* WHAT THE TASK ASKS
Each entry must be reproduced precisely as it stands.

* SUPPLIED RECORDS
****

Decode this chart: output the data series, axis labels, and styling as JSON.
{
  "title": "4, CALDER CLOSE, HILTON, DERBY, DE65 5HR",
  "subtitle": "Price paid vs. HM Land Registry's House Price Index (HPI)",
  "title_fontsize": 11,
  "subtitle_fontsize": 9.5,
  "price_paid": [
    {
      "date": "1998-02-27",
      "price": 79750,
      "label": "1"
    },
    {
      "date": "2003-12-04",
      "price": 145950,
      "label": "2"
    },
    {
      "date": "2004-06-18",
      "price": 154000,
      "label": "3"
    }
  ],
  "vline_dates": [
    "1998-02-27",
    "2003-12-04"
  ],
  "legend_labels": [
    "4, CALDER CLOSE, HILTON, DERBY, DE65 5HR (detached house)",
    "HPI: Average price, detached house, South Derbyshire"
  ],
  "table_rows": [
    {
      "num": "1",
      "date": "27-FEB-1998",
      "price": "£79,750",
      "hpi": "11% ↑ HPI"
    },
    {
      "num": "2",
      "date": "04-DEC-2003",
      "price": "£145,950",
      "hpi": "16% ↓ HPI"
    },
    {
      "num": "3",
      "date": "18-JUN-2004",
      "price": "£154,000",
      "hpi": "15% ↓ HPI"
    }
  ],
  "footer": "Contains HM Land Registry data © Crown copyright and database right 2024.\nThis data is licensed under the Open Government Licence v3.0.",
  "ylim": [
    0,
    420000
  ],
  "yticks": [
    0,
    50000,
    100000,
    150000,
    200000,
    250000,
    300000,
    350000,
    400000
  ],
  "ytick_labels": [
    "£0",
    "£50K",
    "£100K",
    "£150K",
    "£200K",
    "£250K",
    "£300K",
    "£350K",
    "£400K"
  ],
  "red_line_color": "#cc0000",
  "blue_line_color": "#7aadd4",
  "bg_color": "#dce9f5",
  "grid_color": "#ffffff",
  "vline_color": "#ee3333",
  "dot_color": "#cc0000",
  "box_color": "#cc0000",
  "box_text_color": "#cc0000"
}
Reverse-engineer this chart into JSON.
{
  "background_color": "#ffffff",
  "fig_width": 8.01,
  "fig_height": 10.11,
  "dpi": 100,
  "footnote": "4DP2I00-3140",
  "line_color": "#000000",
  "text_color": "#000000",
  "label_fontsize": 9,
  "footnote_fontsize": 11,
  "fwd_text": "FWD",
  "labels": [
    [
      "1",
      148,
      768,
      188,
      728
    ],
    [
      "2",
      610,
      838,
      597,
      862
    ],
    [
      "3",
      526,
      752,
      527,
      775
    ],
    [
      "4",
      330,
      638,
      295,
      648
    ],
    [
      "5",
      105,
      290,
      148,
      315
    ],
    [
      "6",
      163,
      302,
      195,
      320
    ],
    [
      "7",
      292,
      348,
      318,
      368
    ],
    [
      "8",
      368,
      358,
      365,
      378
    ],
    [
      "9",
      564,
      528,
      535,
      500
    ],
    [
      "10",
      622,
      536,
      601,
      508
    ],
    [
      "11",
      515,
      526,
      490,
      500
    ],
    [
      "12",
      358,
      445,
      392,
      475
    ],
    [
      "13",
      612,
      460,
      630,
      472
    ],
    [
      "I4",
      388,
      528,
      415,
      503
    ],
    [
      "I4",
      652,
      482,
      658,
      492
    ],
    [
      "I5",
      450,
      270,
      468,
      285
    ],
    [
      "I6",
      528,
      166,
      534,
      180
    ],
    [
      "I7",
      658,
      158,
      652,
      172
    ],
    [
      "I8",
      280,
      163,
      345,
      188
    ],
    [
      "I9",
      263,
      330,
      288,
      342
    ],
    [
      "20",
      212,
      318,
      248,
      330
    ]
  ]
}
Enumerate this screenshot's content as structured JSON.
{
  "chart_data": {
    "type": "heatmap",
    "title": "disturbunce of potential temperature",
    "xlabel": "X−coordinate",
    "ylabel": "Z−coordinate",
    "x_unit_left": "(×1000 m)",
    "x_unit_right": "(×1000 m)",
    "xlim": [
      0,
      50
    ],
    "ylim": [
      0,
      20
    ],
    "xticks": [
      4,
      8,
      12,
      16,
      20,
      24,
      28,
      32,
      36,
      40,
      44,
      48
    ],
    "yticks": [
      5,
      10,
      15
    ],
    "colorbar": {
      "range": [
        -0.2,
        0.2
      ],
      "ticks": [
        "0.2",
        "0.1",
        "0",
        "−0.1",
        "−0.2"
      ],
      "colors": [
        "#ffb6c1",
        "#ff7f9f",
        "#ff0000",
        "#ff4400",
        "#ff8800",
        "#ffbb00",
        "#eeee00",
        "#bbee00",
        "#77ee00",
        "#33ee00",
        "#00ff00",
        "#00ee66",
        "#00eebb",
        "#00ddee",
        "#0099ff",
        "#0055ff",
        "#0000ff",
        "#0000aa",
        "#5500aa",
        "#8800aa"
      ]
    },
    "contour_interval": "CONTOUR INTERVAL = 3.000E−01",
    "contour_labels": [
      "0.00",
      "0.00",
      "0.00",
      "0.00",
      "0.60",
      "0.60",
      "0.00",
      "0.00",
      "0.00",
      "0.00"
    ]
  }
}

****

* OUTPUT OF THE TASK
Decode this chart: output the data series, axis labels, and styling as JSON.
{
  "title": "4, CALDER CLOSE, HILTON, DERBY, DE65 5HR",
  "subtitle": "Price paid vs. HM Land Registry's House Price Index (HPI)",
  "title_fontsize": 11,
  "subtitle_fontsize": 9.5,
  "price_paid": [
    {
      "date": "1998-02-27",
      "price": 79750,
      "label": "1"
    },
    {
      "date": "2003-12-04",
      "price": 145950,
      "label": "2"
    },
    {
      "date": "2004-06-18",
      "price": 154000,
      "label": "3"
    }
  ],
  "vline_dates": [
    "1998-02-27",
    "2003-12-04"
  ],
  "legend_labels": [
    "4, CALDER CLOSE, HILTON, DERBY, DE65 5HR (detached house)",
    "HPI: Average price, detached house, South Derbyshire"
  ],
  "table_rows": [
    {
      "num": "1",
      "date": "27-FEB-1998",
      "price": "£79,750",
      "hpi": "11% ↑ HPI"
    },
    {
      "num": "2",
      "date": "04-DEC-2003",
      "price": "£145,950",
      "hpi": "16% ↓ HPI"
    },
    {
      "num": "3",
      "date": "18-JUN-2004",
      "price": "£154,000",
      "hpi": "15% ↓ HPI"
    }
  ],
  "footer": "Contains HM Land Registry data © Crown copyright and database right 2024.\nThis data is licensed under the Open Government Licence v3.0.",
  "ylim": [
    0,
    420000
  ],
  "yticks": [
    0,
    50000,
    100000,
    150000,
    200000,
    250000,
    300000,
    350000,
    400000
  ],
  "ytick_labels": [
    "£0",
    "£50K",
    "£100K",
    "£150K",
    "£200K",
    "£250K",
    "£300K",
    "£350K",
    "£400K"
  ],
  "red_line_color": "#cc0000",
  "blue_line_color": "#7aadd4",
  "bg_color": "#dce9f5",
  "grid_color": "#ffffff",
  "vline_color": "#ee3333",
  "dot_color": "#cc0000",
  "box_color": "#cc0000",
  "box_text_color": "#cc0000"
}
Reverse-engineer this chart into JSON.
{
  "background_color": "#ffffff",
  "fig_width": 8.01,
  "fig_height": 10.11,
  "dpi": 100,
  "footnote": "4DP2I00-3140",
  "line_color": "#000000",
  "text_color": "#000000",
  "label_fontsize": 9,
  "footnote_fontsize": 11,
  "fwd_text": "FWD",
  "labels": [
    [
      "1",
      148,
      768,
      188,
      728
    ],
    [
      "2",
      610,
      838,
      597,
      862
    ],
    [
      "3",
      526,
      752,
      527,
      775
    ],
    [
      "4",
      330,
      638,
      295,
      648
    ],
    [
      "5",
      105,
      290,
      148,
      315
    ],
    [
      "6",
      163,
      302,
      195,
      320
    ],
    [
      "7",
      292,
      348,
      318,
      368
    ],
    [
      "8",
      368,
      358,
      365,
      378
    ],
    [
      "9",
      564,
      528,
      535,
      500
    ],
    [
      "10",
      622,
      536,
      601,
      508
    ],
    [
      "11",
      515,
      526,
      490,
      500
    ],
    [
      "12",
      358,
      445,
      392,
      475
    ],
    [
      "13",
      612,
      460,
      630,
      472
    ],
    [
      "I4",
      388,
      528,
      415,
      503
    ],
    [
      "I4",
      652,
      482,
      658,
      492
    ],
    [
      "I5",
      450,
      270,
      468,
      285
    ],
    [
      "I6",
      528,
      166,
      534,
      180
    ],
    [
      "I7",
      658,
      158,
      652,
      172
    ],
    [
      "I8",
      280,
      163,
      345,
      188
    ],
    [
      "I9",
      263,
      330,
      288,
      342
    ],
    [
      "20",
      212,
      318,
      248,
      330
    ]
  ]
}
Enumerate this screenshot's content as structured JSON.
{
  "chart_data": {
    "type": "heatmap",
    "title": "disturbunce of potential temperature",
    "xlabel": "X−coordinate",
    "ylabel": "Z−coordinate",
    "x_unit_left": "(×1000 m)",
    "x_unit_right": "(×1000 m)",
    "xlim": [
      0,
      50
    ],
    "ylim": [
      0,
      20
    ],
    "xticks": [
      4,
      8,
      12,
      16,
      20,
      24,
      28,
      32,
      36,
      40,
      44,
      48
    ],
    "yticks": [
      5,
      10,
      15
    ],
    "colorbar": {
      "range": [
        -0.2,
        0.2
      ],
      "ticks": [
        "0.2",
        "0.1",
        "0",
        "−0.1",
        "−0.2"
      ],
      "colors": [
        "#ffb6c1",
        "#ff7f9f",
        "#ff0000",
        "#ff4400",
        "#ff8800",
        "#ffbb00",
        "#eeee00",
        "#bbee00",
        "#77ee00",
        "#33ee00",
        "#00ff00",
        "#00ee66",
        "#00eebb",
        "#00ddee",
        "#0099ff",
        "#0055ff",
        "#0000ff",
        "#0000aa",
        "#5500aa",
        "#8800aa"
      ]
    },
    "contour_interval": "CONTOUR INTERVAL = 3.000E−01",
    "contour_labels": [
      "0.00",
      "0.00",
      "0.00",
      "0.00",
      "0.60",
      "0.60",
      "0.00",
      "0.00",
      "0.00",
      "0.00"
    ]
  }
}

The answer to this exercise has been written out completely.